(TASK STATEMENT) Reproduce each of the following items line for line, keeping every character unchanged.

(DATA SHOWN)
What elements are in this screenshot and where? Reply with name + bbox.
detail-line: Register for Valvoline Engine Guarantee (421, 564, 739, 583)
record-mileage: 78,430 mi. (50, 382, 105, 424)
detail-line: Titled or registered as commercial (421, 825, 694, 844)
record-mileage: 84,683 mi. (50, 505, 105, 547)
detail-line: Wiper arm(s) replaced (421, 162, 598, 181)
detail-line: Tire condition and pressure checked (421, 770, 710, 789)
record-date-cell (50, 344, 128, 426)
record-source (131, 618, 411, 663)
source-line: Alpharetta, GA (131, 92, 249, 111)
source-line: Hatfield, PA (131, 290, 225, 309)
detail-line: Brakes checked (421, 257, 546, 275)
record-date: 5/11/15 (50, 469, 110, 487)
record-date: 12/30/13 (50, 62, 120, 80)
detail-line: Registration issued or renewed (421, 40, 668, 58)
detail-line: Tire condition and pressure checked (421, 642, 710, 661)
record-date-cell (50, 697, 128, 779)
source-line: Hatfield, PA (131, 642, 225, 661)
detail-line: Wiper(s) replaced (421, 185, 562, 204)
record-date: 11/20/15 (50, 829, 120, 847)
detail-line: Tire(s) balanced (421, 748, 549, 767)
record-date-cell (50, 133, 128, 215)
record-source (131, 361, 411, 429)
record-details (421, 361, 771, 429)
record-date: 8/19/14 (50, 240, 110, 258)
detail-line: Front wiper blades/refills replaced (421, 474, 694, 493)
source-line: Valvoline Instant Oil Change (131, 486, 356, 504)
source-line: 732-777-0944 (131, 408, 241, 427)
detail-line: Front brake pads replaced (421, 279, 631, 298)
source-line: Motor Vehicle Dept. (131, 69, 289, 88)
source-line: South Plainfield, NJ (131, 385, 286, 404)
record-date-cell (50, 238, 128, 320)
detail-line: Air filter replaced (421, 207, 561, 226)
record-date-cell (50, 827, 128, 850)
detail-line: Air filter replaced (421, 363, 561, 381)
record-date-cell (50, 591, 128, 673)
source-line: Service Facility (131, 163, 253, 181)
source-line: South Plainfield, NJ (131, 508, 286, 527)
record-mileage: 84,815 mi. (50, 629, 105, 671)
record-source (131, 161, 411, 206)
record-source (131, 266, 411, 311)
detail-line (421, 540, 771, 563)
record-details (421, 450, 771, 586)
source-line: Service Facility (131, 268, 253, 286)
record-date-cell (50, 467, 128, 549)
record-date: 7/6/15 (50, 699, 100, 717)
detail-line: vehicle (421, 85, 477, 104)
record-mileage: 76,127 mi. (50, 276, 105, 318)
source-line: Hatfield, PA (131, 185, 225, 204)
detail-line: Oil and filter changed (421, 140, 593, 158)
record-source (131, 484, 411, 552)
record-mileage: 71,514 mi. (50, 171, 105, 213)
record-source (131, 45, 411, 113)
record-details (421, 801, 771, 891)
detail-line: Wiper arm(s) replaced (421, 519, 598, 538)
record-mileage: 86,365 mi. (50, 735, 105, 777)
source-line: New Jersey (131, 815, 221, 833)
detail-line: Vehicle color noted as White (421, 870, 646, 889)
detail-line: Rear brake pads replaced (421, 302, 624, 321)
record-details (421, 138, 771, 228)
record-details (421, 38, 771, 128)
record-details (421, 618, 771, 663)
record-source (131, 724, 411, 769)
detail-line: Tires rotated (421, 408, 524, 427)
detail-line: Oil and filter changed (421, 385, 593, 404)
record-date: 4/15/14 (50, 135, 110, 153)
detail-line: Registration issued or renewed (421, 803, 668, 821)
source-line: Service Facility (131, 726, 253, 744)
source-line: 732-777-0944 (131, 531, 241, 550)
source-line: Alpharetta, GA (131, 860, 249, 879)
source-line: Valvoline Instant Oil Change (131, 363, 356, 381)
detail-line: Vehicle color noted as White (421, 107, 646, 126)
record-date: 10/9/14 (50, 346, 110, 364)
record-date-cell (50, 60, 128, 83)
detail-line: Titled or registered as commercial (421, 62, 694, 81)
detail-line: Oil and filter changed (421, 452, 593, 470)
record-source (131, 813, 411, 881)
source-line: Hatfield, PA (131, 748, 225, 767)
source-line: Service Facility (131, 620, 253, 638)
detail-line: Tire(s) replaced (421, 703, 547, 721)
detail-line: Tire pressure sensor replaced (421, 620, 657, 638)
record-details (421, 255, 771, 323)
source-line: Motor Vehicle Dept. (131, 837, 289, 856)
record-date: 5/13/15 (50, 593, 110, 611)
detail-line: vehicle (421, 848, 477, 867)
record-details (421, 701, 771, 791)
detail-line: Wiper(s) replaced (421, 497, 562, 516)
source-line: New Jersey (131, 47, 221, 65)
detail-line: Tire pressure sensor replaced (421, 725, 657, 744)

(FINISHED EXERCISE)
What elements are in this screenshot and where? Reply with name + bbox.
detail-line: Register for Valvoline Engine Guarantee (421, 564, 739, 583)
record-mileage: 78,430 mi. (50, 382, 105, 424)
detail-line: Titled or registered as commercial (421, 825, 694, 844)
record-mileage: 84,683 mi. (50, 505, 105, 547)
detail-line: Wiper arm(s) replaced (421, 162, 598, 181)
detail-line: Tire condition and pressure checked (421, 770, 710, 789)
record-date-cell (50, 344, 128, 426)
record-source (131, 618, 411, 663)
source-line: Alpharetta, GA (131, 92, 249, 111)
source-line: Hatfield, PA (131, 290, 225, 309)
detail-line: Brakes checked (421, 257, 546, 275)
record-date: 5/11/15 (50, 469, 110, 487)
record-date: 12/30/13 (50, 62, 120, 80)
detail-line: Registration issued or renewed (421, 40, 668, 58)
detail-line: Tire condition and pressure checked (421, 642, 710, 661)
record-date-cell (50, 697, 128, 779)
source-line: Hatfield, PA (131, 642, 225, 661)
detail-line: Wiper(s) replaced (421, 185, 562, 204)
record-date: 11/20/15 (50, 829, 120, 847)
detail-line: Tire(s) balanced (421, 748, 549, 767)
record-date-cell (50, 133, 128, 215)
record-source (131, 361, 411, 429)
record-details (421, 361, 771, 429)
record-date: 8/19/14 (50, 240, 110, 258)
detail-line: Front wiper blades/refills replaced (421, 474, 694, 493)
source-line: Valvoline Instant Oil Change (131, 486, 356, 504)
source-line: 732-777-0944 (131, 408, 241, 427)
detail-line: Front brake pads replaced (421, 279, 631, 298)
source-line: Motor Vehicle Dept. (131, 69, 289, 88)
source-line: South Plainfield, NJ (131, 385, 286, 404)
record-date-cell (50, 238, 128, 320)
detail-line: Air filter replaced (421, 207, 561, 226)
record-date-cell (50, 827, 128, 850)
detail-line: Air filter replaced (421, 363, 561, 381)
record-date-cell (50, 591, 128, 673)
source-line: Service Facility (131, 163, 253, 181)
source-line: South Plainfield, NJ (131, 508, 286, 527)
record-mileage: 84,815 mi. (50, 629, 105, 671)
record-source (131, 161, 411, 206)
record-source (131, 266, 411, 311)
detail-line (421, 540, 771, 563)
record-details (421, 450, 771, 586)
source-line: Service Facility (131, 268, 253, 286)
record-date-cell (50, 467, 128, 549)
record-date: 7/6/15 (50, 699, 100, 717)
detail-line: vehicle (421, 85, 477, 104)
record-mileage: 76,127 mi. (50, 276, 105, 318)
source-line: Hatfield, PA (131, 185, 225, 204)
detail-line: Oil and filter changed (421, 140, 593, 158)
record-source (131, 484, 411, 552)
record-mileage: 71,514 mi. (50, 171, 105, 213)
record-source (131, 45, 411, 113)
record-details (421, 801, 771, 891)
detail-line: Wiper arm(s) replaced (421, 519, 598, 538)
record-mileage: 86,365 mi. (50, 735, 105, 777)
source-line: New Jersey (131, 815, 221, 833)
detail-line: Vehicle color noted as White (421, 870, 646, 889)
detail-line: Rear brake pads replaced (421, 302, 624, 321)
record-details (421, 138, 771, 228)
record-details (421, 38, 771, 128)
record-details (421, 618, 771, 663)
record-source (131, 724, 411, 769)
detail-line: Tires rotated (421, 408, 524, 427)
detail-line: Oil and filter changed (421, 385, 593, 404)
record-date: 4/15/14 (50, 135, 110, 153)
detail-line: Registration issued or renewed (421, 803, 668, 821)
source-line: Service Facility (131, 726, 253, 744)
source-line: 732-777-0944 (131, 531, 241, 550)
source-line: Alpharetta, GA (131, 860, 249, 879)
source-line: Valvoline Instant Oil Change (131, 363, 356, 381)
detail-line: Vehicle color noted as White (421, 107, 646, 126)
record-date: 10/9/14 (50, 346, 110, 364)
record-date-cell (50, 60, 128, 83)
detail-line: Titled or registered as commercial (421, 62, 694, 81)
detail-line: Oil and filter changed (421, 452, 593, 470)
record-source (131, 813, 411, 881)
source-line: Hatfield, PA (131, 748, 225, 767)
source-line: Service Facility (131, 620, 253, 638)
detail-line: Tire(s) replaced (421, 703, 547, 721)
detail-line: Tire pressure sensor replaced (421, 620, 657, 638)
record-details (421, 255, 771, 323)
source-line: Motor Vehicle Dept. (131, 837, 289, 856)
record-date: 5/13/15 (50, 593, 110, 611)
detail-line: vehicle (421, 848, 477, 867)
record-details (421, 701, 771, 791)
detail-line: Wiper(s) replaced (421, 497, 562, 516)
source-line: New Jersey (131, 47, 221, 65)
detail-line: Tire pressure sensor replaced (421, 725, 657, 744)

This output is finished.